#### SET TASK
Scan the records and identify every line in which the string "segment" occurs, then return those lines.
───
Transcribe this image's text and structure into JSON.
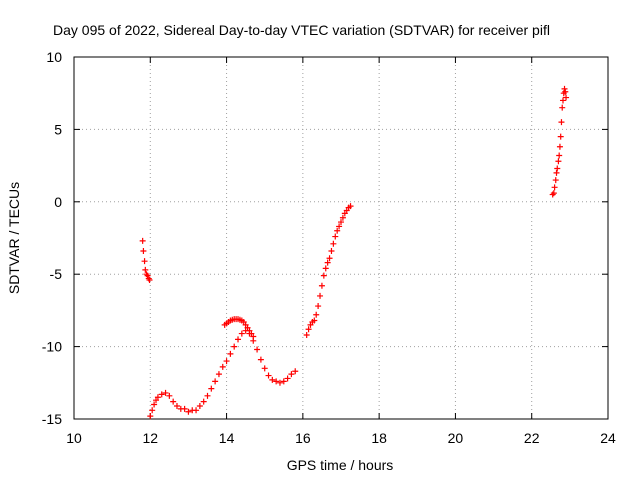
{
  "chart_data": {
    "type": "scatter",
    "title": "Day 095 of 2022, Sidereal Day-to-day VTEC variation (SDTVAR) for receiver pifl",
    "xlabel": "GPS time / hours",
    "ylabel": "SDTVAR / TECUs",
    "xlim": [
      10,
      24
    ],
    "ylim": [
      -15,
      10
    ],
    "xticks": [
      10,
      12,
      14,
      16,
      18,
      20,
      22,
      24
    ],
    "yticks": [
      -15,
      -10,
      -5,
      0,
      5,
      10
    ],
    "grid": true,
    "marker": "+",
    "color": "#ff0000",
    "series": [
      {
        "name": "segment-1",
        "x": [
          11.8,
          11.82,
          11.85,
          11.87,
          11.9,
          11.93,
          11.96,
          11.98
        ],
        "y": [
          -2.7,
          -3.4,
          -4.1,
          -4.7,
          -5.0,
          -5.1,
          -5.3,
          -5.4
        ]
      },
      {
        "name": "segment-2",
        "x": [
          12.0,
          12.05,
          12.1,
          12.15,
          12.2,
          12.3,
          12.4,
          12.5,
          12.6,
          12.7,
          12.8,
          12.9,
          13.0,
          13.1,
          13.2,
          13.3,
          13.4,
          13.5,
          13.6,
          13.7,
          13.8,
          13.9,
          14.0,
          14.1,
          14.2,
          14.3,
          14.4,
          14.5,
          14.6,
          14.7,
          14.8,
          14.9,
          15.0,
          15.1,
          15.2,
          15.3,
          15.4,
          15.5,
          15.6,
          15.7,
          15.8
        ],
        "y": [
          -14.8,
          -14.4,
          -14.0,
          -13.7,
          -13.5,
          -13.3,
          -13.2,
          -13.4,
          -13.8,
          -14.1,
          -14.3,
          -14.3,
          -14.5,
          -14.4,
          -14.4,
          -14.1,
          -13.8,
          -13.4,
          -12.9,
          -12.4,
          -11.9,
          -11.4,
          -11.0,
          -10.5,
          -10.0,
          -9.5,
          -9.1,
          -8.9,
          -9.1,
          -9.6,
          -10.2,
          -10.9,
          -11.5,
          -12.0,
          -12.3,
          -12.4,
          -12.5,
          -12.4,
          -12.2,
          -11.9,
          -11.7
        ]
      },
      {
        "name": "segment-3",
        "x": [
          13.95,
          14.0,
          14.05,
          14.1,
          14.15,
          14.2,
          14.25,
          14.3,
          14.35,
          14.4,
          14.45,
          14.5,
          14.55,
          14.6,
          14.65,
          14.7
        ],
        "y": [
          -8.5,
          -8.4,
          -8.3,
          -8.2,
          -8.15,
          -8.1,
          -8.1,
          -8.1,
          -8.15,
          -8.2,
          -8.3,
          -8.5,
          -8.7,
          -8.9,
          -9.1,
          -9.3
        ]
      },
      {
        "name": "segment-4",
        "x": [
          16.1,
          16.15,
          16.2,
          16.25,
          16.3,
          16.35,
          16.4,
          16.45,
          16.5,
          16.55,
          16.6,
          16.65,
          16.7,
          16.75,
          16.8,
          16.85,
          16.9,
          16.95,
          17.0,
          17.05,
          17.1,
          17.15,
          17.2,
          17.25
        ],
        "y": [
          -9.2,
          -8.8,
          -8.5,
          -8.3,
          -8.2,
          -7.8,
          -7.2,
          -6.5,
          -5.8,
          -5.1,
          -4.6,
          -4.2,
          -3.9,
          -3.4,
          -2.9,
          -2.4,
          -2.0,
          -1.7,
          -1.4,
          -1.1,
          -0.8,
          -0.6,
          -0.4,
          -0.3
        ]
      },
      {
        "name": "segment-5",
        "x": [
          22.55,
          22.58,
          22.6,
          22.63,
          22.65,
          22.67,
          22.7,
          22.72,
          22.74,
          22.76,
          22.78,
          22.8,
          22.82,
          22.84,
          22.86,
          22.88,
          22.9
        ],
        "y": [
          0.5,
          0.6,
          1.0,
          1.5,
          2.0,
          2.3,
          2.8,
          3.2,
          3.8,
          4.5,
          5.5,
          6.5,
          7.0,
          7.5,
          7.8,
          7.6,
          7.2
        ]
      }
    ]
  }
}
───
#### TASK SOLUTION
        "name": "segment-1",
        "name": "segment-2",
        "name": "segment-3",
        "name": "segment-4",
        "name": "segment-5",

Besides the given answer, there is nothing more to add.